Copy every line of the data exactly, leaving nothing out.

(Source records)
%%

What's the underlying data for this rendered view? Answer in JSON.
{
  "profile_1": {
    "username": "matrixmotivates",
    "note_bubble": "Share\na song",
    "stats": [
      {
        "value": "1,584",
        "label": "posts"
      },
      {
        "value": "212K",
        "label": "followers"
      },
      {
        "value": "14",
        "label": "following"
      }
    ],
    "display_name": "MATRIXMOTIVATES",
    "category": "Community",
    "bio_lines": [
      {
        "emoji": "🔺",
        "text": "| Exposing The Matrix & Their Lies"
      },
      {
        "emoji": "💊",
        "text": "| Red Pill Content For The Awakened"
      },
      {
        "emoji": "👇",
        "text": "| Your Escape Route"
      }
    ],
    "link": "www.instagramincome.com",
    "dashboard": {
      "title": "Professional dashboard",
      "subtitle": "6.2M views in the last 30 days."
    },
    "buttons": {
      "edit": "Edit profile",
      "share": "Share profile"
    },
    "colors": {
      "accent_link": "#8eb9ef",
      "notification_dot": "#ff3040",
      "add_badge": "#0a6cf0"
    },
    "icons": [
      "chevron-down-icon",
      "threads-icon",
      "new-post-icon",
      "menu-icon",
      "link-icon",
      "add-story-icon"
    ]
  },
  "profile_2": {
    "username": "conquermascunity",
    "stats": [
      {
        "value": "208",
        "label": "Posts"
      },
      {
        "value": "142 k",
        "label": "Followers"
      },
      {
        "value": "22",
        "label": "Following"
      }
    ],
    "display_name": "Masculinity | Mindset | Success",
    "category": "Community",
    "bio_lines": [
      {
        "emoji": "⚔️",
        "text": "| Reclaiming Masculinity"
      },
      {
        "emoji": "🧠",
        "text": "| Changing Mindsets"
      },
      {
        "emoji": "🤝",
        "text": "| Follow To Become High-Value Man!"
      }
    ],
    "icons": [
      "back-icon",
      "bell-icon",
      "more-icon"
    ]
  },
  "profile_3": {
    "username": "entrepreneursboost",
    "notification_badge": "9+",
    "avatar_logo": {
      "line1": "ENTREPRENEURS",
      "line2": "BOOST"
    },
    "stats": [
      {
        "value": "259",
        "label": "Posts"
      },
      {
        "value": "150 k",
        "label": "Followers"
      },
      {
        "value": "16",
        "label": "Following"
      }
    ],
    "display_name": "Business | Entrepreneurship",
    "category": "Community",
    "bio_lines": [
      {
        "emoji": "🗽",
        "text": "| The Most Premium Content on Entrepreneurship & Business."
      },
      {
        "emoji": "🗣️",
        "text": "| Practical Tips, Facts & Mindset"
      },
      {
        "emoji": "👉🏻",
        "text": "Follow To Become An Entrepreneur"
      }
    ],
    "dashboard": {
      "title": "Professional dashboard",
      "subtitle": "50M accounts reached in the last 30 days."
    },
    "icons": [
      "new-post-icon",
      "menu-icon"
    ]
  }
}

%%

## Output of the exercise
What's the underlying data for this rendered view? Answer in JSON.
{
  "profile_1": {
    "username": "matrixmotivates",
    "note_bubble": "Share\na song",
    "stats": [
      {
        "value": "1,584",
        "label": "posts"
      },
      {
        "value": "212K",
        "label": "followers"
      },
      {
        "value": "14",
        "label": "following"
      }
    ],
    "display_name": "MATRIXMOTIVATES",
    "category": "Community",
    "bio_lines": [
      {
        "emoji": "🔺",
        "text": "| Exposing The Matrix & Their Lies"
      },
      {
        "emoji": "💊",
        "text": "| Red Pill Content For The Awakened"
      },
      {
        "emoji": "👇",
        "text": "| Your Escape Route"
      }
    ],
    "link": "www.instagramincome.com",
    "dashboard": {
      "title": "Professional dashboard",
      "subtitle": "6.2M views in the last 30 days."
    },
    "buttons": {
      "edit": "Edit profile",
      "share": "Share profile"
    },
    "colors": {
      "accent_link": "#8eb9ef",
      "notification_dot": "#ff3040",
      "add_badge": "#0a6cf0"
    },
    "icons": [
      "chevron-down-icon",
      "threads-icon",
      "new-post-icon",
      "menu-icon",
      "link-icon",
      "add-story-icon"
    ]
  },
  "profile_2": {
    "username": "conquermascunity",
    "stats": [
      {
        "value": "208",
        "label": "Posts"
      },
      {
        "value": "142 k",
        "label": "Followers"
      },
      {
        "value": "22",
        "label": "Following"
      }
    ],
    "display_name": "Masculinity | Mindset | Success",
    "category": "Community",
    "bio_lines": [
      {
        "emoji": "⚔️",
        "text": "| Reclaiming Masculinity"
      },
      {
        "emoji": "🧠",
        "text": "| Changing Mindsets"
      },
      {
        "emoji": "🤝",
        "text": "| Follow To Become High-Value Man!"
      }
    ],
    "icons": [
      "back-icon",
      "bell-icon",
      "more-icon"
    ]
  },
  "profile_3": {
    "username": "entrepreneursboost",
    "notification_badge": "9+",
    "avatar_logo": {
      "line1": "ENTREPRENEURS",
      "line2": "BOOST"
    },
    "stats": [
      {
        "value": "259",
        "label": "Posts"
      },
      {
        "value": "150 k",
        "label": "Followers"
      },
      {
        "value": "16",
        "label": "Following"
      }
    ],
    "display_name": "Business | Entrepreneurship",
    "category": "Community",
    "bio_lines": [
      {
        "emoji": "🗽",
        "text": "| The Most Premium Content on Entrepreneurship & Business."
      },
      {
        "emoji": "🗣️",
        "text": "| Practical Tips, Facts & Mindset"
      },
      {
        "emoji": "👉🏻",
        "text": "Follow To Become An Entrepreneur"
      }
    ],
    "dashboard": {
      "title": "Professional dashboard",
      "subtitle": "50M accounts reached in the last 30 days."
    },
    "icons": [
      "new-post-icon",
      "menu-icon"
    ]
  }
}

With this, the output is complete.